▸ **What the exercise asks**: Your task is to transcribe the records exactly, skipping every image.

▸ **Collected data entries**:
•••••

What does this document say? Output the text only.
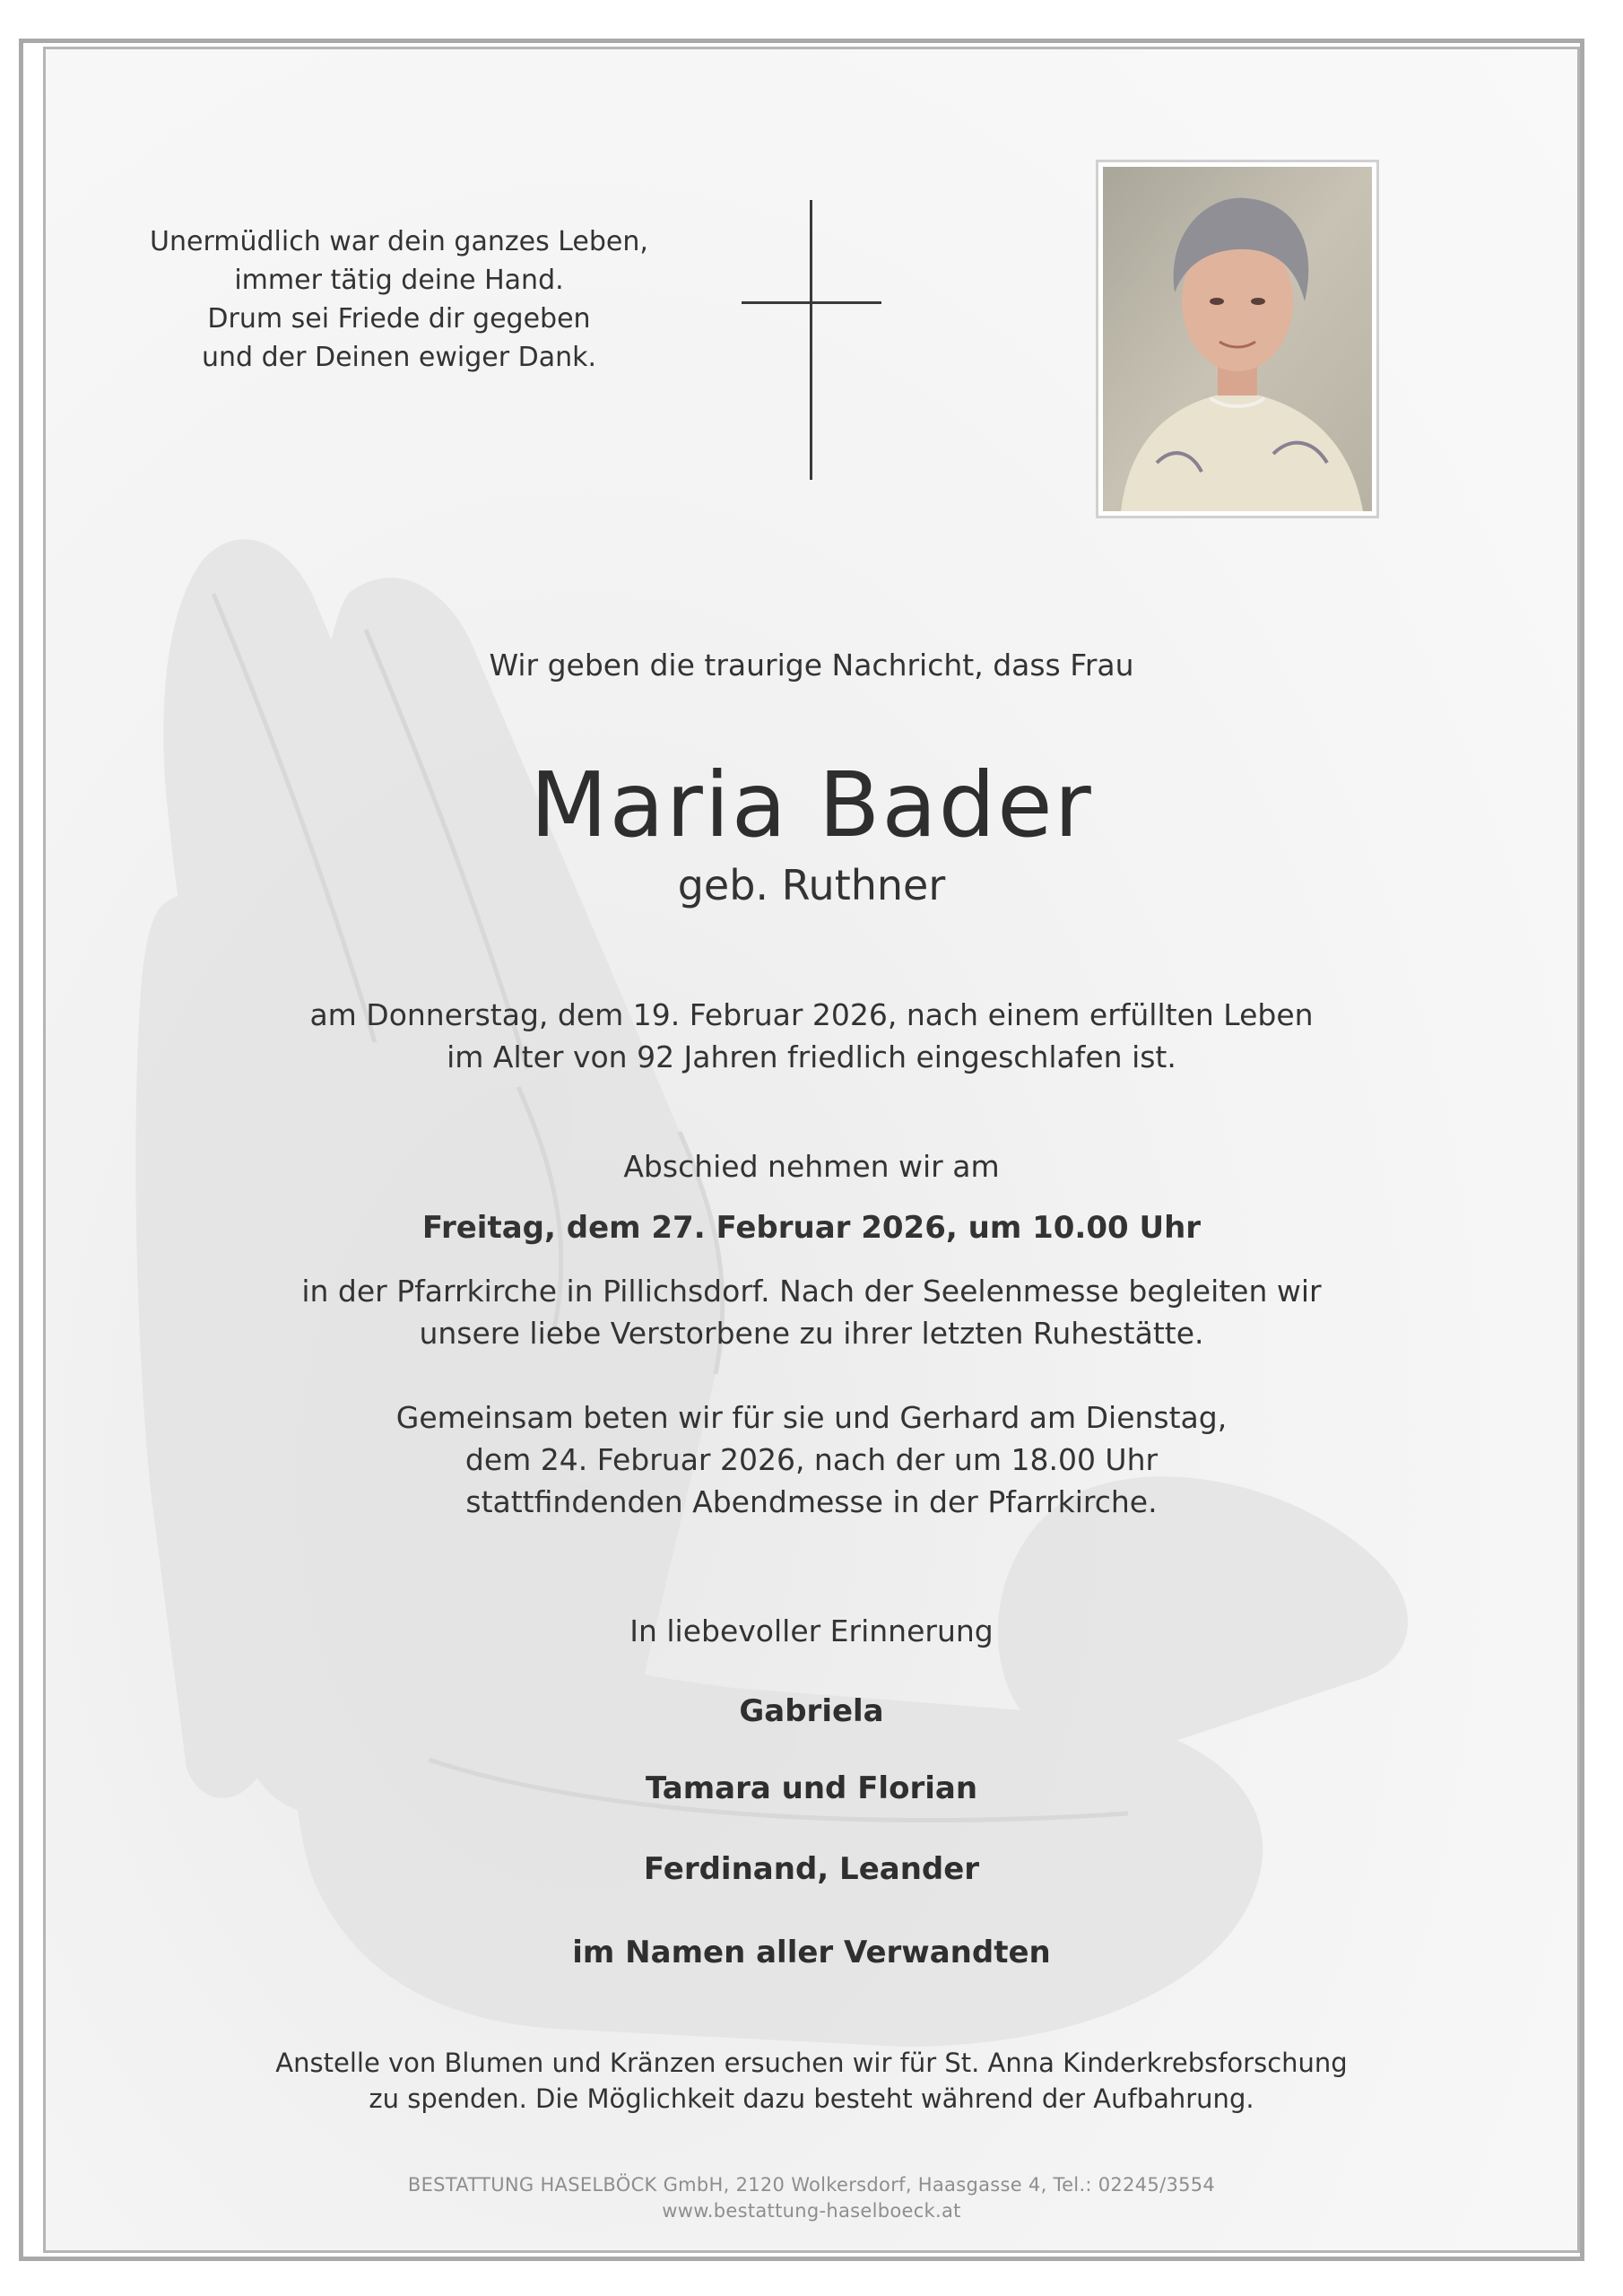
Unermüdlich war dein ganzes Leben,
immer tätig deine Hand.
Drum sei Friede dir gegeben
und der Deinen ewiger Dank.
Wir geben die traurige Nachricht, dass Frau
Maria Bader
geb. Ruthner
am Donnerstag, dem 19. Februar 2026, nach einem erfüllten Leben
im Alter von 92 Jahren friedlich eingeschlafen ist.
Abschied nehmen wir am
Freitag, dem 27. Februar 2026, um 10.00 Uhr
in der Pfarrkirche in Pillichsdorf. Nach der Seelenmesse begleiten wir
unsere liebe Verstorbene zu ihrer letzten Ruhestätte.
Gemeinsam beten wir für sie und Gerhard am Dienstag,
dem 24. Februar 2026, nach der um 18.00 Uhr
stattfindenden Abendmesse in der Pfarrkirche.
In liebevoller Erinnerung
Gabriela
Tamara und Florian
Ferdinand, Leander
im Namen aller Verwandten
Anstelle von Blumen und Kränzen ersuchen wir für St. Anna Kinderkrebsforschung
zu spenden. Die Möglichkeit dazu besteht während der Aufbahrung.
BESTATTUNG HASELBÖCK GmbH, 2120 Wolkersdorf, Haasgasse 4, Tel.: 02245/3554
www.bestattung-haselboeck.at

•••••

▸ **Exercise output**:
What does this document say? Output the text only.
Unermüdlich war dein ganzes Leben,
immer tätig deine Hand.
Drum sei Friede dir gegeben
und der Deinen ewiger Dank.
Wir geben die traurige Nachricht, dass Frau
Maria Bader
geb. Ruthner
am Donnerstag, dem 19. Februar 2026, nach einem erfüllten Leben
im Alter von 92 Jahren friedlich eingeschlafen ist.
Abschied nehmen wir am
Freitag, dem 27. Februar 2026, um 10.00 Uhr
in der Pfarrkirche in Pillichsdorf. Nach der Seelenmesse begleiten wir
unsere liebe Verstorbene zu ihrer letzten Ruhestätte.
Gemeinsam beten wir für sie und Gerhard am Dienstag,
dem 24. Februar 2026, nach der um 18.00 Uhr
stattfindenden Abendmesse in der Pfarrkirche.
In liebevoller Erinnerung
Gabriela
Tamara und Florian
Ferdinand, Leander
im Namen aller Verwandten
Anstelle von Blumen und Kränzen ersuchen wir für St. Anna Kinderkrebsforschung
zu spenden. Die Möglichkeit dazu besteht während der Aufbahrung.
BESTATTUNG HASELBÖCK GmbH, 2120 Wolkersdorf, Haasgasse 4, Tel.: 02245/3554
www.bestattung-haselboeck.at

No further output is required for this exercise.